§ **Given request**:
Reproduce the data below line for line, changing nothing.

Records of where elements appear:
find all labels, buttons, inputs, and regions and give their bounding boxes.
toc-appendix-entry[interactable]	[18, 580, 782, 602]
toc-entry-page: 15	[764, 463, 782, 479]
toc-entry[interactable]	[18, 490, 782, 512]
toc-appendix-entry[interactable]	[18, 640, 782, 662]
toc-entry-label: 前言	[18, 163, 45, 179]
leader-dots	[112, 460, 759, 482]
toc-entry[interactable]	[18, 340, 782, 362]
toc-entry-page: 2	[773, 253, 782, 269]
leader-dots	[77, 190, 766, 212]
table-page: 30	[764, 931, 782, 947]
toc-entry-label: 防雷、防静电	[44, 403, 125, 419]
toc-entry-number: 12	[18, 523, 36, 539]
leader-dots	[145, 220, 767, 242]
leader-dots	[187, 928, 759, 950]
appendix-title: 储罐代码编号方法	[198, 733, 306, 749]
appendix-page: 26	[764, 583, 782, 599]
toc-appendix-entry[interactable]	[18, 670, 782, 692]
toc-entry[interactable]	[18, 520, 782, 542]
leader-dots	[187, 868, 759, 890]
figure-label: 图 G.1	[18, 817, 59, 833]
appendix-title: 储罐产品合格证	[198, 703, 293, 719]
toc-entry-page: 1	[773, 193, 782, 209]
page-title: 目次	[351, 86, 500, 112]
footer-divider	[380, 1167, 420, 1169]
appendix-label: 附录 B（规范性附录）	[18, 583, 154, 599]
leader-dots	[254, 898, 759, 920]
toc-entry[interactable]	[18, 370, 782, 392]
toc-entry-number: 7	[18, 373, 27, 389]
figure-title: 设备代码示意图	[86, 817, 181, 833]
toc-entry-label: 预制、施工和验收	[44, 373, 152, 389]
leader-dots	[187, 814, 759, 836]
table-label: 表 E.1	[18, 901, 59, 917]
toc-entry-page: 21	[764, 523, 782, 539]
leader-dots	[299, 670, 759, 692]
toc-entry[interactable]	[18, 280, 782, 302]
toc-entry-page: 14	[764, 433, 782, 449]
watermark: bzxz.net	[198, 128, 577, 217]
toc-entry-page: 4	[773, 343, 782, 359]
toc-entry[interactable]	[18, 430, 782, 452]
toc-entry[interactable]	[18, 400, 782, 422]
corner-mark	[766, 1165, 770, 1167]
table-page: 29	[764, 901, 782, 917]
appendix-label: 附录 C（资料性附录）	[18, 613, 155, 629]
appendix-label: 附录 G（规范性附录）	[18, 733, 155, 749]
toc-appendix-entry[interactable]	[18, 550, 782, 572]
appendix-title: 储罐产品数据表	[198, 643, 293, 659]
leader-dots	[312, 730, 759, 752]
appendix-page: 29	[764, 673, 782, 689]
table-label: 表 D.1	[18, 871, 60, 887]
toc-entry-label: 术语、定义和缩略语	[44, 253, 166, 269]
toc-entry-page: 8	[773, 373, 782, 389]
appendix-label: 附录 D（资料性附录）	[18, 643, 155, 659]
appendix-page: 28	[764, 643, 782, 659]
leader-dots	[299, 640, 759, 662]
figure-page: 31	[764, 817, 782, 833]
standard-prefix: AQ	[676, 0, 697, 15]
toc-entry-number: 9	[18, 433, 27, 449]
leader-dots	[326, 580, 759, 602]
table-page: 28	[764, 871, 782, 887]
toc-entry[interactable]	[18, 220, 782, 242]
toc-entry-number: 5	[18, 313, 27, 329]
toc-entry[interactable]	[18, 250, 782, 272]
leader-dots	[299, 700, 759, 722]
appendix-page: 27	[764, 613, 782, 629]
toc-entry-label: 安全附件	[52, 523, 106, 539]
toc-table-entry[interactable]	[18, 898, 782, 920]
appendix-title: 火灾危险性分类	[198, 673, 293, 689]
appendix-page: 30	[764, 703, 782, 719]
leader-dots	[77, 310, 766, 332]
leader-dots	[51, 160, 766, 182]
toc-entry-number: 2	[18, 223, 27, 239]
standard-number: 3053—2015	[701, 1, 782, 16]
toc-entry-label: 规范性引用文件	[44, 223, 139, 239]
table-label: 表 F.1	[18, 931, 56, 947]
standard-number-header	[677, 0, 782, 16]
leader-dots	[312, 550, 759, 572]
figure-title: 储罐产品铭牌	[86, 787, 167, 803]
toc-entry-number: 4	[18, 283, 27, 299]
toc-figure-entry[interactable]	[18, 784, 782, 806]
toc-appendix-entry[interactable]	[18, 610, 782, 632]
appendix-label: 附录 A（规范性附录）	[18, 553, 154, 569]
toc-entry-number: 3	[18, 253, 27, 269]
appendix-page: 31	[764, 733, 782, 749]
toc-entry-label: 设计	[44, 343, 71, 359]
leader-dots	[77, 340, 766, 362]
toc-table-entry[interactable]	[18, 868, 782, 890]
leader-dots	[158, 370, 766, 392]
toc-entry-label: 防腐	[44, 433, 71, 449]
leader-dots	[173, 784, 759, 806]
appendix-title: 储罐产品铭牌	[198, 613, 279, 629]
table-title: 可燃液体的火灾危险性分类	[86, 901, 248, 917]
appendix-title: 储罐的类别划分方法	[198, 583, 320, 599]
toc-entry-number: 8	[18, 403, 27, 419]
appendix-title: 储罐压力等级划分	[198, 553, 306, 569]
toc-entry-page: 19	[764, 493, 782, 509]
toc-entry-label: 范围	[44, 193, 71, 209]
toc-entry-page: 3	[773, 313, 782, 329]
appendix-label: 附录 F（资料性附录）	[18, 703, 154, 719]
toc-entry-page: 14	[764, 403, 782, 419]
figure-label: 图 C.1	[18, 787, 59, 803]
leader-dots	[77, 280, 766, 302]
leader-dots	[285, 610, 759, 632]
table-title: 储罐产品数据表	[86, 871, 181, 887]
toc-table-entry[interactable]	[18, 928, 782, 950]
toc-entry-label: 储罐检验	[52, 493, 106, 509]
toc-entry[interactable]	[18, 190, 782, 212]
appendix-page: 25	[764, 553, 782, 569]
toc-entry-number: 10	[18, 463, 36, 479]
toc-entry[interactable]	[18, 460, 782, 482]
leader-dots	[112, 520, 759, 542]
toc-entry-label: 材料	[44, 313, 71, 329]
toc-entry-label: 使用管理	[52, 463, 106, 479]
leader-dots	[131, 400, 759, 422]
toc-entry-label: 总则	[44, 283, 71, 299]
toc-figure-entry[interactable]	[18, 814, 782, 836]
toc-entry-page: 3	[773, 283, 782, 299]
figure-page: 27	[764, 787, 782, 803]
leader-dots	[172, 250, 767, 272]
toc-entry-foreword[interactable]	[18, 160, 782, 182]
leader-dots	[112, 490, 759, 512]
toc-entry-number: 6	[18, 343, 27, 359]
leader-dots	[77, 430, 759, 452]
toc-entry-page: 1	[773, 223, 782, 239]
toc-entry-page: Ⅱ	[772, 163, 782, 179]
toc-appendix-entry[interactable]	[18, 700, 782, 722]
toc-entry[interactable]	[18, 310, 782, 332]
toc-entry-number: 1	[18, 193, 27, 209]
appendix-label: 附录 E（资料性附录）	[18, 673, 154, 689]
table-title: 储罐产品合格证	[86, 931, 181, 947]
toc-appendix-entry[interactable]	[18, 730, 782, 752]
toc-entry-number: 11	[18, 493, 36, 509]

§ **Exercise response**:
find all labels, buttons, inputs, and regions and give their bounding boxes.
toc-appendix-entry[interactable]	[18, 580, 782, 602]
toc-entry-page: 15	[764, 463, 782, 479]
toc-entry[interactable]	[18, 490, 782, 512]
toc-appendix-entry[interactable]	[18, 640, 782, 662]
toc-entry-label: 前言	[18, 163, 45, 179]
leader-dots	[112, 460, 759, 482]
toc-entry[interactable]	[18, 340, 782, 362]
toc-entry-page: 2	[773, 253, 782, 269]
leader-dots	[77, 190, 766, 212]
table-page: 30	[764, 931, 782, 947]
toc-entry-label: 防雷、防静电	[44, 403, 125, 419]
toc-entry-number: 12	[18, 523, 36, 539]
leader-dots	[145, 220, 767, 242]
leader-dots	[187, 928, 759, 950]
appendix-title: 储罐代码编号方法	[198, 733, 306, 749]
appendix-page: 26	[764, 583, 782, 599]
toc-appendix-entry[interactable]	[18, 670, 782, 692]
toc-entry[interactable]	[18, 520, 782, 542]
leader-dots	[187, 868, 759, 890]
figure-label: 图 G.1	[18, 817, 59, 833]
appendix-title: 储罐产品合格证	[198, 703, 293, 719]
toc-entry-page: 1	[773, 193, 782, 209]
page-title: 目次	[351, 86, 500, 112]
footer-divider	[380, 1167, 420, 1169]
appendix-label: 附录 B（规范性附录）	[18, 583, 154, 599]
leader-dots	[254, 898, 759, 920]
toc-entry[interactable]	[18, 370, 782, 392]
toc-entry-number: 7	[18, 373, 27, 389]
figure-title: 设备代码示意图	[86, 817, 181, 833]
toc-entry-label: 预制、施工和验收	[44, 373, 152, 389]
leader-dots	[187, 814, 759, 836]
table-label: 表 E.1	[18, 901, 59, 917]
toc-entry-page: 21	[764, 523, 782, 539]
leader-dots	[299, 670, 759, 692]
toc-entry[interactable]	[18, 280, 782, 302]
toc-entry-page: 14	[764, 433, 782, 449]
watermark: bzxz.net	[198, 128, 577, 217]
toc-entry-page: 4	[773, 343, 782, 359]
toc-entry[interactable]	[18, 430, 782, 452]
toc-entry[interactable]	[18, 400, 782, 422]
corner-mark	[766, 1165, 770, 1167]
table-page: 29	[764, 901, 782, 917]
appendix-label: 附录 C（资料性附录）	[18, 613, 155, 629]
appendix-label: 附录 G（规范性附录）	[18, 733, 155, 749]
toc-appendix-entry[interactable]	[18, 550, 782, 572]
appendix-title: 储罐产品数据表	[198, 643, 293, 659]
leader-dots	[312, 730, 759, 752]
appendix-page: 29	[764, 673, 782, 689]
table-label: 表 D.1	[18, 871, 60, 887]
toc-entry-label: 术语、定义和缩略语	[44, 253, 166, 269]
toc-entry-page: 8	[773, 373, 782, 389]
appendix-label: 附录 D（资料性附录）	[18, 643, 155, 659]
appendix-page: 28	[764, 643, 782, 659]
leader-dots	[299, 640, 759, 662]
figure-page: 31	[764, 817, 782, 833]
standard-prefix: AQ	[676, 0, 697, 15]
toc-entry-number: 9	[18, 433, 27, 449]
leader-dots	[326, 580, 759, 602]
table-page: 28	[764, 871, 782, 887]
toc-entry[interactable]	[18, 220, 782, 242]
toc-entry-number: 5	[18, 313, 27, 329]
toc-entry[interactable]	[18, 250, 782, 272]
leader-dots	[299, 700, 759, 722]
appendix-page: 27	[764, 613, 782, 629]
toc-entry-label: 安全附件	[52, 523, 106, 539]
toc-table-entry[interactable]	[18, 898, 782, 920]
appendix-title: 火灾危险性分类	[198, 673, 293, 689]
appendix-page: 30	[764, 703, 782, 719]
leader-dots	[77, 310, 766, 332]
leader-dots	[51, 160, 766, 182]
toc-entry-number: 2	[18, 223, 27, 239]
standard-number: 3053—2015	[701, 1, 782, 16]
toc-entry-label: 规范性引用文件	[44, 223, 139, 239]
table-label: 表 F.1	[18, 931, 56, 947]
standard-number-header	[677, 0, 782, 16]
leader-dots	[312, 550, 759, 572]
figure-title: 储罐产品铭牌	[86, 787, 167, 803]
toc-entry-number: 4	[18, 283, 27, 299]
toc-figure-entry[interactable]	[18, 784, 782, 806]
toc-appendix-entry[interactable]	[18, 610, 782, 632]
appendix-label: 附录 A（规范性附录）	[18, 553, 154, 569]
toc-entry-number: 3	[18, 253, 27, 269]
appendix-page: 31	[764, 733, 782, 749]
toc-entry-label: 设计	[44, 343, 71, 359]
leader-dots	[77, 340, 766, 362]
toc-table-entry[interactable]	[18, 868, 782, 890]
leader-dots	[158, 370, 766, 392]
toc-entry-label: 防腐	[44, 433, 71, 449]
leader-dots	[173, 784, 759, 806]
appendix-title: 储罐产品铭牌	[198, 613, 279, 629]
table-title: 可燃液体的火灾危险性分类	[86, 901, 248, 917]
appendix-title: 储罐的类别划分方法	[198, 583, 320, 599]
toc-entry-number: 8	[18, 403, 27, 419]
appendix-title: 储罐压力等级划分	[198, 553, 306, 569]
toc-entry-page: 19	[764, 493, 782, 509]
toc-entry-label: 范围	[44, 193, 71, 209]
toc-entry-page: 3	[773, 313, 782, 329]
appendix-label: 附录 F（资料性附录）	[18, 703, 154, 719]
toc-entry-page: 14	[764, 403, 782, 419]
figure-label: 图 C.1	[18, 787, 59, 803]
leader-dots	[77, 280, 766, 302]
leader-dots	[285, 610, 759, 632]
table-title: 储罐产品数据表	[86, 871, 181, 887]
toc-table-entry[interactable]	[18, 928, 782, 950]
toc-entry-label: 储罐检验	[52, 493, 106, 509]
toc-entry[interactable]	[18, 190, 782, 212]
appendix-page: 25	[764, 553, 782, 569]
toc-entry-number: 10	[18, 463, 36, 479]
toc-entry[interactable]	[18, 460, 782, 482]
leader-dots	[112, 520, 759, 542]
toc-entry-label: 材料	[44, 313, 71, 329]
toc-entry-label: 使用管理	[52, 463, 106, 479]
leader-dots	[131, 400, 759, 422]
toc-entry-label: 总则	[44, 283, 71, 299]
toc-figure-entry[interactable]	[18, 814, 782, 836]
toc-entry-page: 3	[773, 283, 782, 299]
figure-page: 27	[764, 787, 782, 803]
leader-dots	[172, 250, 767, 272]
toc-entry-foreword[interactable]	[18, 160, 782, 182]
leader-dots	[112, 490, 759, 512]
toc-entry-number: 6	[18, 343, 27, 359]
leader-dots	[77, 430, 759, 452]
toc-entry-page: 1	[773, 223, 782, 239]
toc-entry-page: Ⅱ	[772, 163, 782, 179]
toc-appendix-entry[interactable]	[18, 700, 782, 722]
toc-entry[interactable]	[18, 310, 782, 332]
toc-entry-number: 1	[18, 193, 27, 209]
appendix-label: 附录 E（资料性附录）	[18, 673, 154, 689]
table-title: 储罐产品合格证	[86, 931, 181, 947]
toc-appendix-entry[interactable]	[18, 730, 782, 752]
toc-entry-number: 11	[18, 493, 36, 509]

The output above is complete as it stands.